**RECORDS PROVIDED:**
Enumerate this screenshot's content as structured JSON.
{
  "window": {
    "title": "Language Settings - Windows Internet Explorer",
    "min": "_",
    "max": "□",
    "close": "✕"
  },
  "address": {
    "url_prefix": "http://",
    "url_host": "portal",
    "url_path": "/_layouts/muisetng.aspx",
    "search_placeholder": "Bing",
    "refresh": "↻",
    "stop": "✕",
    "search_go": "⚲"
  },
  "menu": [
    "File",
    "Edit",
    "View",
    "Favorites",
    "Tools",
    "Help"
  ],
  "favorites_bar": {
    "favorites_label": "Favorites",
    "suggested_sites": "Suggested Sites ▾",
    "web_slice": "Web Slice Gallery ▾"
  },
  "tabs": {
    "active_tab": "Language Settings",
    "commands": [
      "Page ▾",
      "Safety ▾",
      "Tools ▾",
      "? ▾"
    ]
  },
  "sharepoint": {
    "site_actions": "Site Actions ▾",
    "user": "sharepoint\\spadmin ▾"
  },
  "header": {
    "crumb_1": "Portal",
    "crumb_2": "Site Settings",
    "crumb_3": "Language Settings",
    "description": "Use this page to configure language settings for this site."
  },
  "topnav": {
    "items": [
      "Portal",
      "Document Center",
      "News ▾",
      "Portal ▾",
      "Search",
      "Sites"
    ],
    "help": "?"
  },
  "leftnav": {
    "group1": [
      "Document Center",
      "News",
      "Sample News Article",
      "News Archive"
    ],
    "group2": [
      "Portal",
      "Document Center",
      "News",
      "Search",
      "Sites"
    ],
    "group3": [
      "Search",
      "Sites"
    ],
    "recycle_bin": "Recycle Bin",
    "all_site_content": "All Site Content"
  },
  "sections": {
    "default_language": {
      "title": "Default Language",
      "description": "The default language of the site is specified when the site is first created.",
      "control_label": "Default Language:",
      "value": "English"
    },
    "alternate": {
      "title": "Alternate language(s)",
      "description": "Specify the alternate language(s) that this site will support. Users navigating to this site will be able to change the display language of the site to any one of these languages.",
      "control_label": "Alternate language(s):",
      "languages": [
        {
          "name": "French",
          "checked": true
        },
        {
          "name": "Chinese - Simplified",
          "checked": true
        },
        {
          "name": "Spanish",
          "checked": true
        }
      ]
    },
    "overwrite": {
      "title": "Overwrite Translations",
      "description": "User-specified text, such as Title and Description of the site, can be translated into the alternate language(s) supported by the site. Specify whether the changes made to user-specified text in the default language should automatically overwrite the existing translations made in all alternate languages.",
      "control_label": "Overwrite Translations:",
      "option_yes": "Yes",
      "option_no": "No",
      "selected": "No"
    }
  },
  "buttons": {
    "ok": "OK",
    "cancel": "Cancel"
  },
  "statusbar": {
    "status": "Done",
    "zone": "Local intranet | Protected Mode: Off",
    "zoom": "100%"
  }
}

**WORK REQUIRED:** Print out the whole listing exactly as it appears.

**REPLY:**
Enumerate this screenshot's content as structured JSON.
{
  "window": {
    "title": "Language Settings - Windows Internet Explorer",
    "min": "_",
    "max": "□",
    "close": "✕"
  },
  "address": {
    "url_prefix": "http://",
    "url_host": "portal",
    "url_path": "/_layouts/muisetng.aspx",
    "search_placeholder": "Bing",
    "refresh": "↻",
    "stop": "✕",
    "search_go": "⚲"
  },
  "menu": [
    "File",
    "Edit",
    "View",
    "Favorites",
    "Tools",
    "Help"
  ],
  "favorites_bar": {
    "favorites_label": "Favorites",
    "suggested_sites": "Suggested Sites ▾",
    "web_slice": "Web Slice Gallery ▾"
  },
  "tabs": {
    "active_tab": "Language Settings",
    "commands": [
      "Page ▾",
      "Safety ▾",
      "Tools ▾",
      "? ▾"
    ]
  },
  "sharepoint": {
    "site_actions": "Site Actions ▾",
    "user": "sharepoint\\spadmin ▾"
  },
  "header": {
    "crumb_1": "Portal",
    "crumb_2": "Site Settings",
    "crumb_3": "Language Settings",
    "description": "Use this page to configure language settings for this site."
  },
  "topnav": {
    "items": [
      "Portal",
      "Document Center",
      "News ▾",
      "Portal ▾",
      "Search",
      "Sites"
    ],
    "help": "?"
  },
  "leftnav": {
    "group1": [
      "Document Center",
      "News",
      "Sample News Article",
      "News Archive"
    ],
    "group2": [
      "Portal",
      "Document Center",
      "News",
      "Search",
      "Sites"
    ],
    "group3": [
      "Search",
      "Sites"
    ],
    "recycle_bin": "Recycle Bin",
    "all_site_content": "All Site Content"
  },
  "sections": {
    "default_language": {
      "title": "Default Language",
      "description": "The default language of the site is specified when the site is first created.",
      "control_label": "Default Language:",
      "value": "English"
    },
    "alternate": {
      "title": "Alternate language(s)",
      "description": "Specify the alternate language(s) that this site will support. Users navigating to this site will be able to change the display language of the site to any one of these languages.",
      "control_label": "Alternate language(s):",
      "languages": [
        {
          "name": "French",
          "checked": true
        },
        {
          "name": "Chinese - Simplified",
          "checked": true
        },
        {
          "name": "Spanish",
          "checked": true
        }
      ]
    },
    "overwrite": {
      "title": "Overwrite Translations",
      "description": "User-specified text, such as Title and Description of the site, can be translated into the alternate language(s) supported by the site. Specify whether the changes made to user-specified text in the default language should automatically overwrite the existing translations made in all alternate languages.",
      "control_label": "Overwrite Translations:",
      "option_yes": "Yes",
      "option_no": "No",
      "selected": "No"
    }
  },
  "buttons": {
    "ok": "OK",
    "cancel": "Cancel"
  },
  "statusbar": {
    "status": "Done",
    "zone": "Local intranet | Protected Mode: Off",
    "zoom": "100%"
  }
}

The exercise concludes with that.